══ Material provided

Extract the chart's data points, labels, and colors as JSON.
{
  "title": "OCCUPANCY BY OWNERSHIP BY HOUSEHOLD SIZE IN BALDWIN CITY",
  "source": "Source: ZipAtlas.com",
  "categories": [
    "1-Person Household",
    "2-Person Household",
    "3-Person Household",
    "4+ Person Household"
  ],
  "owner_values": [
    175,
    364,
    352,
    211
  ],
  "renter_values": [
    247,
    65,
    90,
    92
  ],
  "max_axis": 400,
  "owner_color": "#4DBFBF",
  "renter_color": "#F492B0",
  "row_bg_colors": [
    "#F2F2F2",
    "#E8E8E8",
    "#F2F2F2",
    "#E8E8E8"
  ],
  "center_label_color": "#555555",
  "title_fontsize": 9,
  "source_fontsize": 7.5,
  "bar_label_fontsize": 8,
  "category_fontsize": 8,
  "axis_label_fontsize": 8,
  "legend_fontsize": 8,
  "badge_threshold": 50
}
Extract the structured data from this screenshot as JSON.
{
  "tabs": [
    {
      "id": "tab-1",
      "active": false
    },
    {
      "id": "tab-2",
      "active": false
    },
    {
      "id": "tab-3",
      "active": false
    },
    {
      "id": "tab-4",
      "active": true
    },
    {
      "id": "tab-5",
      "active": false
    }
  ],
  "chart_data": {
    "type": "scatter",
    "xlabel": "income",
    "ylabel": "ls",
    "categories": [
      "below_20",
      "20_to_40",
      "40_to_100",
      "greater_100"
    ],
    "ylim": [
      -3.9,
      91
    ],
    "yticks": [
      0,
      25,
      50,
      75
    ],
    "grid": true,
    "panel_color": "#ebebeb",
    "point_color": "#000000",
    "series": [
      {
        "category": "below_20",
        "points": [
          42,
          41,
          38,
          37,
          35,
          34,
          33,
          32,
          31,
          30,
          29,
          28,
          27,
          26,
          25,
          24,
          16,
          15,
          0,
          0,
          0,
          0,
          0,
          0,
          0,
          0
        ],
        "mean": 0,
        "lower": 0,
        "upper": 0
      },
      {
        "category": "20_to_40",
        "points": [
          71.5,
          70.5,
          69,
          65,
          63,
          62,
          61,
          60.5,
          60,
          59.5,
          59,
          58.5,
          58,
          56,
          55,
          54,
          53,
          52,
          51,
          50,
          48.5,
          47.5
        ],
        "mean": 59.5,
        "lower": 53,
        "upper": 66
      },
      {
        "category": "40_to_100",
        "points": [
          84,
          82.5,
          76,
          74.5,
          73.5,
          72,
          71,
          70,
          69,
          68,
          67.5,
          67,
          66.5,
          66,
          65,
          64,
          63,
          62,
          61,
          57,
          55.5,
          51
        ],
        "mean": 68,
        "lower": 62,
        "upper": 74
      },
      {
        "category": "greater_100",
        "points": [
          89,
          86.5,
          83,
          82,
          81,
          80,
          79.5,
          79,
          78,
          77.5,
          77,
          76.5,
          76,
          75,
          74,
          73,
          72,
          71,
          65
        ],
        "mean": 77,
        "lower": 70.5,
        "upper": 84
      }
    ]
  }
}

════

▸ Task statement
Return all of the entries exactly as they were supplied.

▸ Task output
Extract the chart's data points, labels, and colors as JSON.
{
  "title": "OCCUPANCY BY OWNERSHIP BY HOUSEHOLD SIZE IN BALDWIN CITY",
  "source": "Source: ZipAtlas.com",
  "categories": [
    "1-Person Household",
    "2-Person Household",
    "3-Person Household",
    "4+ Person Household"
  ],
  "owner_values": [
    175,
    364,
    352,
    211
  ],
  "renter_values": [
    247,
    65,
    90,
    92
  ],
  "max_axis": 400,
  "owner_color": "#4DBFBF",
  "renter_color": "#F492B0",
  "row_bg_colors": [
    "#F2F2F2",
    "#E8E8E8",
    "#F2F2F2",
    "#E8E8E8"
  ],
  "center_label_color": "#555555",
  "title_fontsize": 9,
  "source_fontsize": 7.5,
  "bar_label_fontsize": 8,
  "category_fontsize": 8,
  "axis_label_fontsize": 8,
  "legend_fontsize": 8,
  "badge_threshold": 50
}
Extract the structured data from this screenshot as JSON.
{
  "tabs": [
    {
      "id": "tab-1",
      "active": false
    },
    {
      "id": "tab-2",
      "active": false
    },
    {
      "id": "tab-3",
      "active": false
    },
    {
      "id": "tab-4",
      "active": true
    },
    {
      "id": "tab-5",
      "active": false
    }
  ],
  "chart_data": {
    "type": "scatter",
    "xlabel": "income",
    "ylabel": "ls",
    "categories": [
      "below_20",
      "20_to_40",
      "40_to_100",
      "greater_100"
    ],
    "ylim": [
      -3.9,
      91
    ],
    "yticks": [
      0,
      25,
      50,
      75
    ],
    "grid": true,
    "panel_color": "#ebebeb",
    "point_color": "#000000",
    "series": [
      {
        "category": "below_20",
        "points": [
          42,
          41,
          38,
          37,
          35,
          34,
          33,
          32,
          31,
          30,
          29,
          28,
          27,
          26,
          25,
          24,
          16,
          15,
          0,
          0,
          0,
          0,
          0,
          0,
          0,
          0
        ],
        "mean": 0,
        "lower": 0,
        "upper": 0
      },
      {
        "category": "20_to_40",
        "points": [
          71.5,
          70.5,
          69,
          65,
          63,
          62,
          61,
          60.5,
          60,
          59.5,
          59,
          58.5,
          58,
          56,
          55,
          54,
          53,
          52,
          51,
          50,
          48.5,
          47.5
        ],
        "mean": 59.5,
        "lower": 53,
        "upper": 66
      },
      {
        "category": "40_to_100",
        "points": [
          84,
          82.5,
          76,
          74.5,
          73.5,
          72,
          71,
          70,
          69,
          68,
          67.5,
          67,
          66.5,
          66,
          65,
          64,
          63,
          62,
          61,
          57,
          55.5,
          51
        ],
        "mean": 68,
        "lower": 62,
        "upper": 74
      },
      {
        "category": "greater_100",
        "points": [
          89,
          86.5,
          83,
          82,
          81,
          80,
          79.5,
          79,
          78,
          77.5,
          77,
          76.5,
          76,
          75,
          74,
          73,
          72,
          71,
          65
        ],
        "mean": 77,
        "lower": 70.5,
        "upper": 84
      }
    ]
  }
}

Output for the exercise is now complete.